What you should do: Repeat all of the material below exactly as written, images excluded.

━━ Record excerpts

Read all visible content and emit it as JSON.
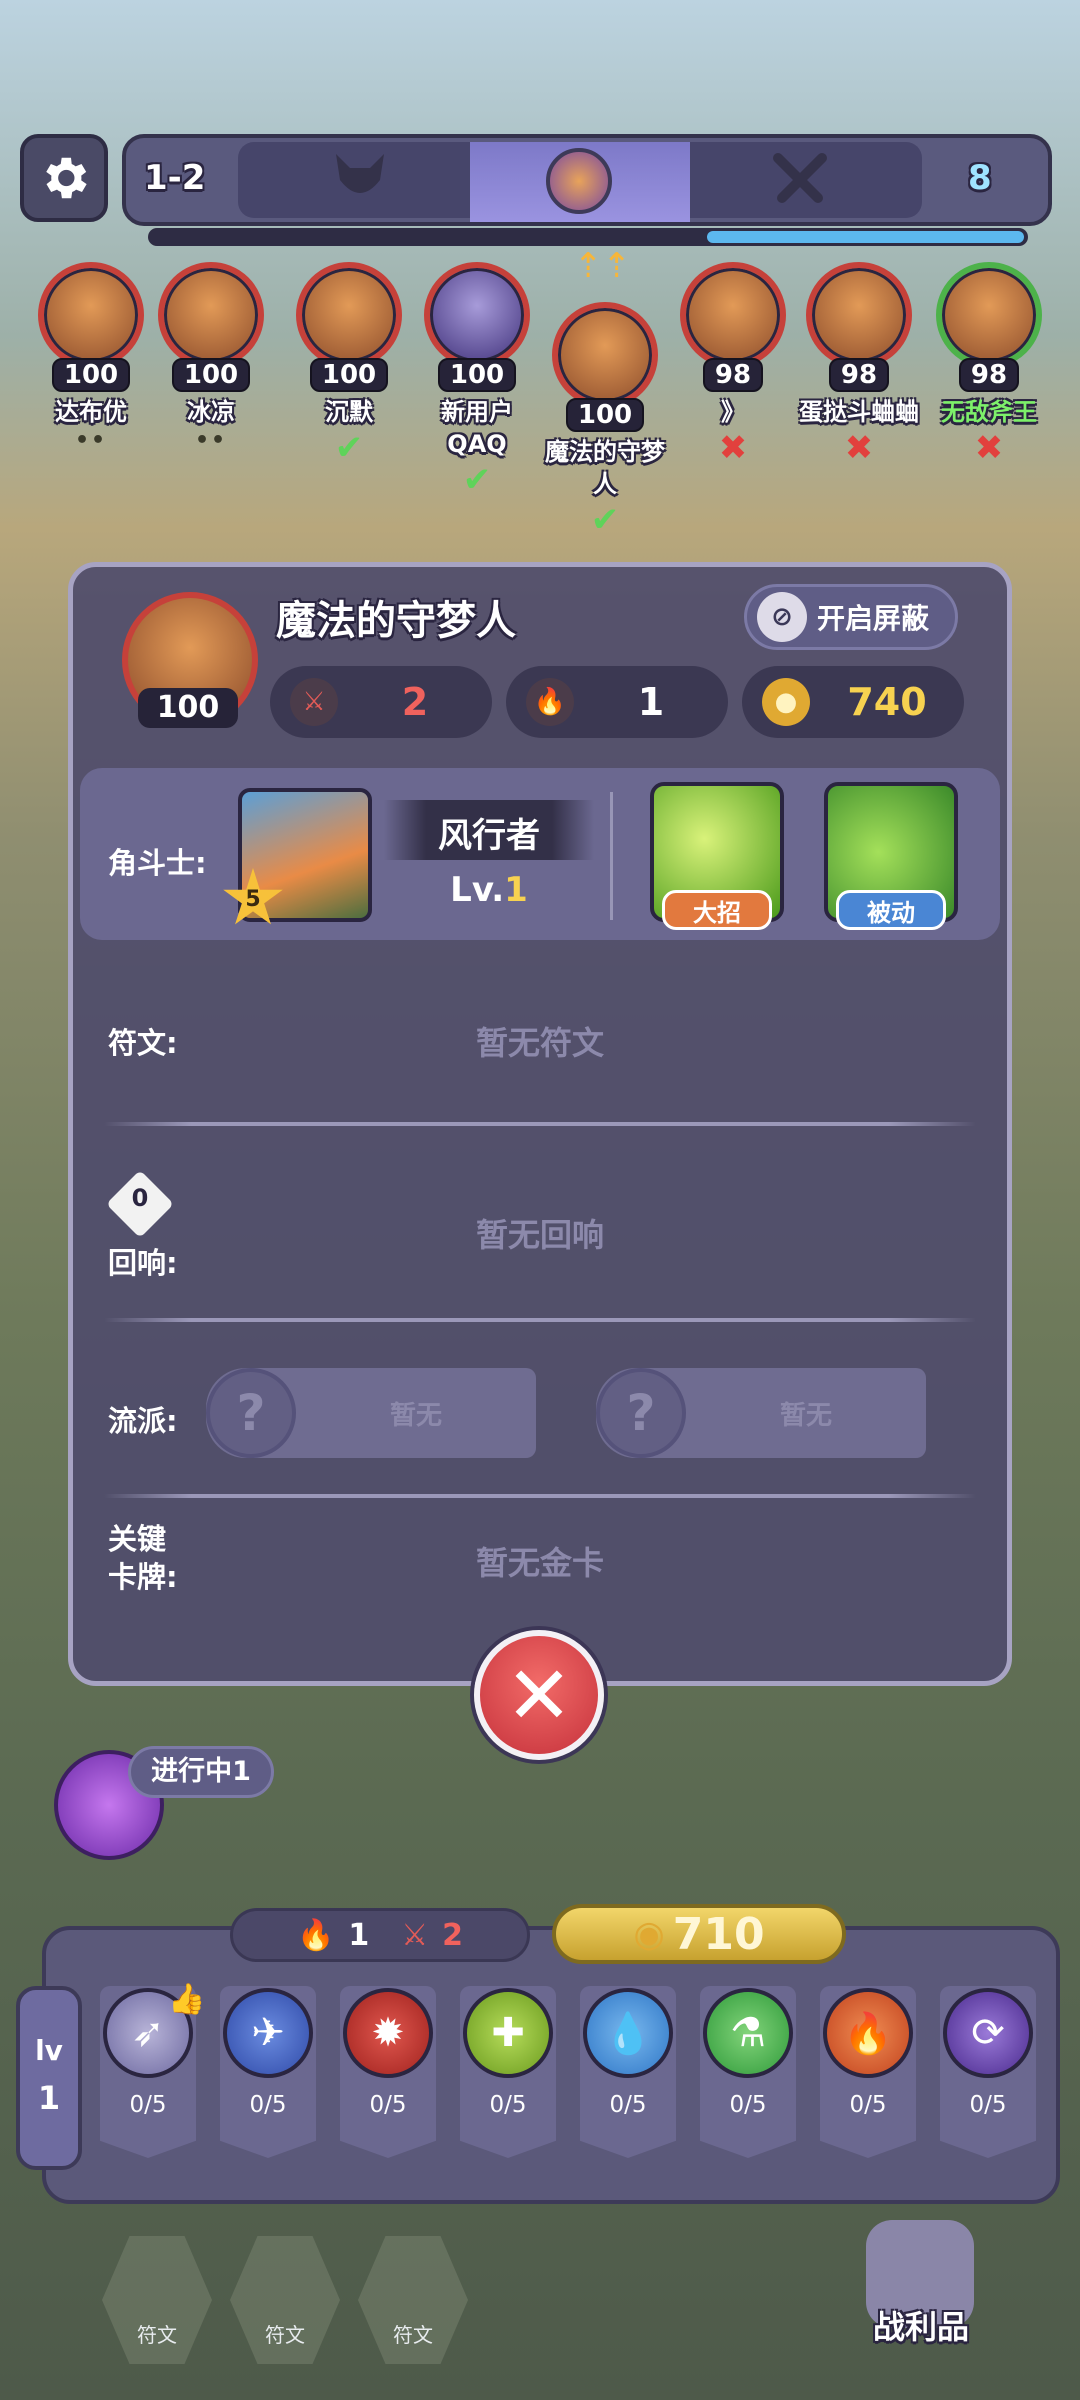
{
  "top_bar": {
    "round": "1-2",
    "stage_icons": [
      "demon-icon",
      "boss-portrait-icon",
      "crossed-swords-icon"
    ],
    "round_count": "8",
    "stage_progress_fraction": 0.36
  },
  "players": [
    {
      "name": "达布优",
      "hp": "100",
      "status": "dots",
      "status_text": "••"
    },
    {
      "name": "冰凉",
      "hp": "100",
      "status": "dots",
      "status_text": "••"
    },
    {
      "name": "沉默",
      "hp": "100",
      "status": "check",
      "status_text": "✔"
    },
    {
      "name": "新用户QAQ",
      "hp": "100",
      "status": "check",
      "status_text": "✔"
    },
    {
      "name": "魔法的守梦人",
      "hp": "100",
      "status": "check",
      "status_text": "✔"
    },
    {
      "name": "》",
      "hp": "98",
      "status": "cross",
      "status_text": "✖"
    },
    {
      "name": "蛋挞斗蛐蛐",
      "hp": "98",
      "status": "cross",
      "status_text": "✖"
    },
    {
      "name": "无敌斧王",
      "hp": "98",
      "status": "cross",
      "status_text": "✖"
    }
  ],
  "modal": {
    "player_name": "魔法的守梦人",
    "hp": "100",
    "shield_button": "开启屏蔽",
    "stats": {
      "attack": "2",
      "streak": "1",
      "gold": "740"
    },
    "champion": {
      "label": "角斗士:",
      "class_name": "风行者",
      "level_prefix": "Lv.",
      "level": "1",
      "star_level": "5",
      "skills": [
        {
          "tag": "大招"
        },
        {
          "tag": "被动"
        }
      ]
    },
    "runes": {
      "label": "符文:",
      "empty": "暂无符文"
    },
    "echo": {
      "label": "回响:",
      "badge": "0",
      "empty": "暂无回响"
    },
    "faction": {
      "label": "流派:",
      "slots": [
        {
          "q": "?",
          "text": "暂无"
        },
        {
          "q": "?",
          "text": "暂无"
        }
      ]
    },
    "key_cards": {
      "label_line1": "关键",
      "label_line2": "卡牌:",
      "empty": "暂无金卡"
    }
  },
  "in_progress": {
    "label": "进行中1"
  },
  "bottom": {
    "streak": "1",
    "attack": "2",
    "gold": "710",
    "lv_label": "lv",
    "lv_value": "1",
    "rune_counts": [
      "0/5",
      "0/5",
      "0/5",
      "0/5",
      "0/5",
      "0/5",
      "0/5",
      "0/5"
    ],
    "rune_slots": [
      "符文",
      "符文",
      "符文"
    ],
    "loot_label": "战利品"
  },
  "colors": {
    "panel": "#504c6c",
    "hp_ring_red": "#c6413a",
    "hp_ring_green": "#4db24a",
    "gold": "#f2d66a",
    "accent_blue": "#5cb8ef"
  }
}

━━━━

Written solution:
Read all visible content and emit it as JSON.
{
  "top_bar": {
    "round": "1-2",
    "stage_icons": [
      "demon-icon",
      "boss-portrait-icon",
      "crossed-swords-icon"
    ],
    "round_count": "8",
    "stage_progress_fraction": 0.36
  },
  "players": [
    {
      "name": "达布优",
      "hp": "100",
      "status": "dots",
      "status_text": "••"
    },
    {
      "name": "冰凉",
      "hp": "100",
      "status": "dots",
      "status_text": "••"
    },
    {
      "name": "沉默",
      "hp": "100",
      "status": "check",
      "status_text": "✔"
    },
    {
      "name": "新用户QAQ",
      "hp": "100",
      "status": "check",
      "status_text": "✔"
    },
    {
      "name": "魔法的守梦人",
      "hp": "100",
      "status": "check",
      "status_text": "✔"
    },
    {
      "name": "》",
      "hp": "98",
      "status": "cross",
      "status_text": "✖"
    },
    {
      "name": "蛋挞斗蛐蛐",
      "hp": "98",
      "status": "cross",
      "status_text": "✖"
    },
    {
      "name": "无敌斧王",
      "hp": "98",
      "status": "cross",
      "status_text": "✖"
    }
  ],
  "modal": {
    "player_name": "魔法的守梦人",
    "hp": "100",
    "shield_button": "开启屏蔽",
    "stats": {
      "attack": "2",
      "streak": "1",
      "gold": "740"
    },
    "champion": {
      "label": "角斗士:",
      "class_name": "风行者",
      "level_prefix": "Lv.",
      "level": "1",
      "star_level": "5",
      "skills": [
        {
          "tag": "大招"
        },
        {
          "tag": "被动"
        }
      ]
    },
    "runes": {
      "label": "符文:",
      "empty": "暂无符文"
    },
    "echo": {
      "label": "回响:",
      "badge": "0",
      "empty": "暂无回响"
    },
    "faction": {
      "label": "流派:",
      "slots": [
        {
          "q": "?",
          "text": "暂无"
        },
        {
          "q": "?",
          "text": "暂无"
        }
      ]
    },
    "key_cards": {
      "label_line1": "关键",
      "label_line2": "卡牌:",
      "empty": "暂无金卡"
    }
  },
  "in_progress": {
    "label": "进行中1"
  },
  "bottom": {
    "streak": "1",
    "attack": "2",
    "gold": "710",
    "lv_label": "lv",
    "lv_value": "1",
    "rune_counts": [
      "0/5",
      "0/5",
      "0/5",
      "0/5",
      "0/5",
      "0/5",
      "0/5",
      "0/5"
    ],
    "rune_slots": [
      "符文",
      "符文",
      "符文"
    ],
    "loot_label": "战利品"
  },
  "colors": {
    "panel": "#504c6c",
    "hp_ring_red": "#c6413a",
    "hp_ring_green": "#4db24a",
    "gold": "#f2d66a",
    "accent_blue": "#5cb8ef"
  }
}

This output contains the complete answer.